§ **Task to complete**
Below is the data. Give it again, complete and exact.

§ **Dataset items**
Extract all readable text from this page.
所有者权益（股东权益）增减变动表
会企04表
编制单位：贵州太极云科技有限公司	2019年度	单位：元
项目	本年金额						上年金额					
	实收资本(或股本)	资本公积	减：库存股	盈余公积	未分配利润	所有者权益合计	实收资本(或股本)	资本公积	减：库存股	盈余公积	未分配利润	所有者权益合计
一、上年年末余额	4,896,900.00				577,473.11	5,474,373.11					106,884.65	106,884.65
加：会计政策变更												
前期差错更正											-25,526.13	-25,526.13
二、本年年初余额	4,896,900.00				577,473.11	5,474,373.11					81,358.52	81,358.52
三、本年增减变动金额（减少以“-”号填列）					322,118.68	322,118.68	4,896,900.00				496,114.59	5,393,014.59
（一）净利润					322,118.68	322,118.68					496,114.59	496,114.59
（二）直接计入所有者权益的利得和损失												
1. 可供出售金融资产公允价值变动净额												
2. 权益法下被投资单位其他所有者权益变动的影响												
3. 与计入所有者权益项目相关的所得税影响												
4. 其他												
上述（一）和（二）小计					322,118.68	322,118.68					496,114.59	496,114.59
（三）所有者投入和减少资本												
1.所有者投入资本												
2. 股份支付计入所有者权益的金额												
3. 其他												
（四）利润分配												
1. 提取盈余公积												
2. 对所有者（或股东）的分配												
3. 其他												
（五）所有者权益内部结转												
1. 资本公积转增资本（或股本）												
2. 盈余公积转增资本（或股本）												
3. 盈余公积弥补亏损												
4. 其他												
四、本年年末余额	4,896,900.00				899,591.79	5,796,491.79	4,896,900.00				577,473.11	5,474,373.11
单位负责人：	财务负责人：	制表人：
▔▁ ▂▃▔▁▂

§ **Exercise answer**
Extract all readable text from this page.
所有者权益（股东权益）增减变动表
会企04表
编制单位：贵州太极云科技有限公司	2019年度	单位：元
项目	本年金额						上年金额					
	实收资本(或股本)	资本公积	减：库存股	盈余公积	未分配利润	所有者权益合计	实收资本(或股本)	资本公积	减：库存股	盈余公积	未分配利润	所有者权益合计
一、上年年末余额	4,896,900.00				577,473.11	5,474,373.11					106,884.65	106,884.65
加：会计政策变更												
前期差错更正											-25,526.13	-25,526.13
二、本年年初余额	4,896,900.00				577,473.11	5,474,373.11					81,358.52	81,358.52
三、本年增减变动金额（减少以“-”号填列）					322,118.68	322,118.68	4,896,900.00				496,114.59	5,393,014.59
（一）净利润					322,118.68	322,118.68					496,114.59	496,114.59
（二）直接计入所有者权益的利得和损失												
1. 可供出售金融资产公允价值变动净额												
2. 权益法下被投资单位其他所有者权益变动的影响												
3. 与计入所有者权益项目相关的所得税影响												
4. 其他												
上述（一）和（二）小计					322,118.68	322,118.68					496,114.59	496,114.59
（三）所有者投入和减少资本												
1.所有者投入资本												
2. 股份支付计入所有者权益的金额												
3. 其他												
（四）利润分配												
1. 提取盈余公积												
2. 对所有者（或股东）的分配												
3. 其他												
（五）所有者权益内部结转												
1. 资本公积转增资本（或股本）												
2. 盈余公积转增资本（或股本）												
3. 盈余公积弥补亏损												
4. 其他												
四、本年年末余额	4,896,900.00				899,591.79	5,796,491.79	4,896,900.00				577,473.11	5,474,373.11
单位负责人：	财务负责人：	制表人：
▔▁ ▂▃▔▁▂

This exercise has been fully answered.